(Dataset entries)
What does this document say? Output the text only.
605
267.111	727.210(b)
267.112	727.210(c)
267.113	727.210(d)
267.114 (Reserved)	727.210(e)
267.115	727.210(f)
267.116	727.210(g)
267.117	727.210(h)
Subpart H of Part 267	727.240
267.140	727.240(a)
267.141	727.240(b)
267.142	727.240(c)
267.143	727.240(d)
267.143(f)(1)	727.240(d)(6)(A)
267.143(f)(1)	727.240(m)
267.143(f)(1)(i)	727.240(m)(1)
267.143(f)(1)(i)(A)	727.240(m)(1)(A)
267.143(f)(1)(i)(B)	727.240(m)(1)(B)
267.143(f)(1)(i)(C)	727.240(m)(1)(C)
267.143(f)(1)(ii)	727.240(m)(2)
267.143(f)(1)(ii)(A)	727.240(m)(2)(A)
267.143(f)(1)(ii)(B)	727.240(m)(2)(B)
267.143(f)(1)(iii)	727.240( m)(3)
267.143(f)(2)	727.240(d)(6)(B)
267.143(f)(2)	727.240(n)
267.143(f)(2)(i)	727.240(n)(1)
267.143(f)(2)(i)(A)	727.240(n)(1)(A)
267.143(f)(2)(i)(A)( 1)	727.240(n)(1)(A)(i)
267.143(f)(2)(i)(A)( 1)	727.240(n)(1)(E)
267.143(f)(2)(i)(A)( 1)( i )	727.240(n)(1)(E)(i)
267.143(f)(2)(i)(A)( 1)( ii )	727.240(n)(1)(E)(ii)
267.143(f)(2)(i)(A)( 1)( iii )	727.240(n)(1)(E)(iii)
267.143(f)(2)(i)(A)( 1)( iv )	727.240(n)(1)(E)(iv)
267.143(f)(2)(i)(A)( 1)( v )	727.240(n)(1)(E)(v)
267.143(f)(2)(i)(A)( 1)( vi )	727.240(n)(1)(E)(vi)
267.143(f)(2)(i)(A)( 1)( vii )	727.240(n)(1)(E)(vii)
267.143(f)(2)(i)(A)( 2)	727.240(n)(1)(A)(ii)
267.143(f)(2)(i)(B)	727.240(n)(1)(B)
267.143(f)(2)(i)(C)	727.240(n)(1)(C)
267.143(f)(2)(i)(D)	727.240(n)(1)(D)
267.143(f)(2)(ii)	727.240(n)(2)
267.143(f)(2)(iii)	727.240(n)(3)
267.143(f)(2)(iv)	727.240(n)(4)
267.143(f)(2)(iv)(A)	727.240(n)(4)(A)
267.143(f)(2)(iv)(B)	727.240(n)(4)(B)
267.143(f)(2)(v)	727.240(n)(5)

* * *

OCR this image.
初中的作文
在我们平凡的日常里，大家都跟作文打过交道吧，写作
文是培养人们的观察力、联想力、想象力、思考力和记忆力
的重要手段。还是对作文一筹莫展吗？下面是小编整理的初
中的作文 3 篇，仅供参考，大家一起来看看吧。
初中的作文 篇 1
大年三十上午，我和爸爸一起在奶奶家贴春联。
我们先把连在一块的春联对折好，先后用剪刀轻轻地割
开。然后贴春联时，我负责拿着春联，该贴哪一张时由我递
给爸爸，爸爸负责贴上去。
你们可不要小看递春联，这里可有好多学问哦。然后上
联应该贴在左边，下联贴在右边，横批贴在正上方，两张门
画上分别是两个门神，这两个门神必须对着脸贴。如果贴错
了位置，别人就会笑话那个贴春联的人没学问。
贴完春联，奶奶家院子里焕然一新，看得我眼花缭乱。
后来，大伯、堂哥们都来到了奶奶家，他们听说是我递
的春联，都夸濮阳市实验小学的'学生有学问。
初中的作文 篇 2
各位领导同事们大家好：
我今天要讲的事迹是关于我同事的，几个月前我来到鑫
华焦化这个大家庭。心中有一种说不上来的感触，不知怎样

...

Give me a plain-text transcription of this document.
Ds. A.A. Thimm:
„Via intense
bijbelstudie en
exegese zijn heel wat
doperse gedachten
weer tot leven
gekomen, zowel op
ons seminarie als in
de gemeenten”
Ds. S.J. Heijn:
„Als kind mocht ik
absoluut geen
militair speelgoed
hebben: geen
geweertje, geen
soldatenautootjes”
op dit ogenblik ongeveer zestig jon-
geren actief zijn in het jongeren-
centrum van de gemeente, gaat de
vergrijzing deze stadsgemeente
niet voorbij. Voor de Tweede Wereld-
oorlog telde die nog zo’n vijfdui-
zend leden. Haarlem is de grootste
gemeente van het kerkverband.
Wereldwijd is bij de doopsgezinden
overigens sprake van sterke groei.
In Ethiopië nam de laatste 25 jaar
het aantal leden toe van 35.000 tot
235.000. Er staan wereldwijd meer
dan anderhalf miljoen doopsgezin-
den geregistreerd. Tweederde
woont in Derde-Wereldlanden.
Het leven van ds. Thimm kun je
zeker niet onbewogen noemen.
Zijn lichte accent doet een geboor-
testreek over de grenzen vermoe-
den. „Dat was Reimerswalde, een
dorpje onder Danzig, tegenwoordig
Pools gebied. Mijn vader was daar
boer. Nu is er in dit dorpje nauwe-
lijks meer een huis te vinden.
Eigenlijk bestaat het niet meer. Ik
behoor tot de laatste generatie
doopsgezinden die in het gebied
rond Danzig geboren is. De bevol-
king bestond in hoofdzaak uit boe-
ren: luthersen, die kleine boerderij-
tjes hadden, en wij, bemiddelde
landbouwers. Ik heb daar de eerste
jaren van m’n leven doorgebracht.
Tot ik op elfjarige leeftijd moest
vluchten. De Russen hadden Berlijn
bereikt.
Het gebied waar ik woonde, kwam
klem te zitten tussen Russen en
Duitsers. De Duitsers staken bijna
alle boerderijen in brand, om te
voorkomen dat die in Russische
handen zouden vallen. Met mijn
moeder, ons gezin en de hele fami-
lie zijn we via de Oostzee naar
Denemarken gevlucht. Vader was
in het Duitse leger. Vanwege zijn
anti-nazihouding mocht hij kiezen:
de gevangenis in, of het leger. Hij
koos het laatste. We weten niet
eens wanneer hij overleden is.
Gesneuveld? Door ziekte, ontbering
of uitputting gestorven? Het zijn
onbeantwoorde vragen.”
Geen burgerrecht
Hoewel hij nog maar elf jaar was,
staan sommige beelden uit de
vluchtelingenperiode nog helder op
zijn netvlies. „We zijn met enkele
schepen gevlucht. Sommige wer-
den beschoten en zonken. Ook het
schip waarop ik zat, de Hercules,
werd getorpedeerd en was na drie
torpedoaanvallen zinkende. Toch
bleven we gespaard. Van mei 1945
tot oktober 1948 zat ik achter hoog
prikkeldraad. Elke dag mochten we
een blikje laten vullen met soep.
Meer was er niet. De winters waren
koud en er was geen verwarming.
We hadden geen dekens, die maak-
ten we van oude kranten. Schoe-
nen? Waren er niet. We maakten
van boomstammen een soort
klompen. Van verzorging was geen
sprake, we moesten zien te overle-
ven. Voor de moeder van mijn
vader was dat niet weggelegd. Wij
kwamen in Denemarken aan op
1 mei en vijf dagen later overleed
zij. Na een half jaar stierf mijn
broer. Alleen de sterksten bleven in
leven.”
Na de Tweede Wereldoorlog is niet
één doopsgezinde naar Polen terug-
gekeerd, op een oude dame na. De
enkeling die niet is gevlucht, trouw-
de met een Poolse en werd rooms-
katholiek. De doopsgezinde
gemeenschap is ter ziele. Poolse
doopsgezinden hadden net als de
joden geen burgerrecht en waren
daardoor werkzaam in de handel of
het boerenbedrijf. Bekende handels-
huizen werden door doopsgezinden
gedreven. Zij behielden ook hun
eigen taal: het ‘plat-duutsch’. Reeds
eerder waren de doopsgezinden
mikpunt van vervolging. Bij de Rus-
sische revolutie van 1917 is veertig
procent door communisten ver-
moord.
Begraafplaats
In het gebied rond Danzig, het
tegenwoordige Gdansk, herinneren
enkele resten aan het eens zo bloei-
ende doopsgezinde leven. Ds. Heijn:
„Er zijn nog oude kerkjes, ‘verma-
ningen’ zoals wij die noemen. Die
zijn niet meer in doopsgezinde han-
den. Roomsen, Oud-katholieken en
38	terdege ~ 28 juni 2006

(Written instruction)
Pull out every line in the material above where "Denemarken" occurs.

(Task result)
Denemarken gevlucht. Vader was
kwamen in Denemarken aan op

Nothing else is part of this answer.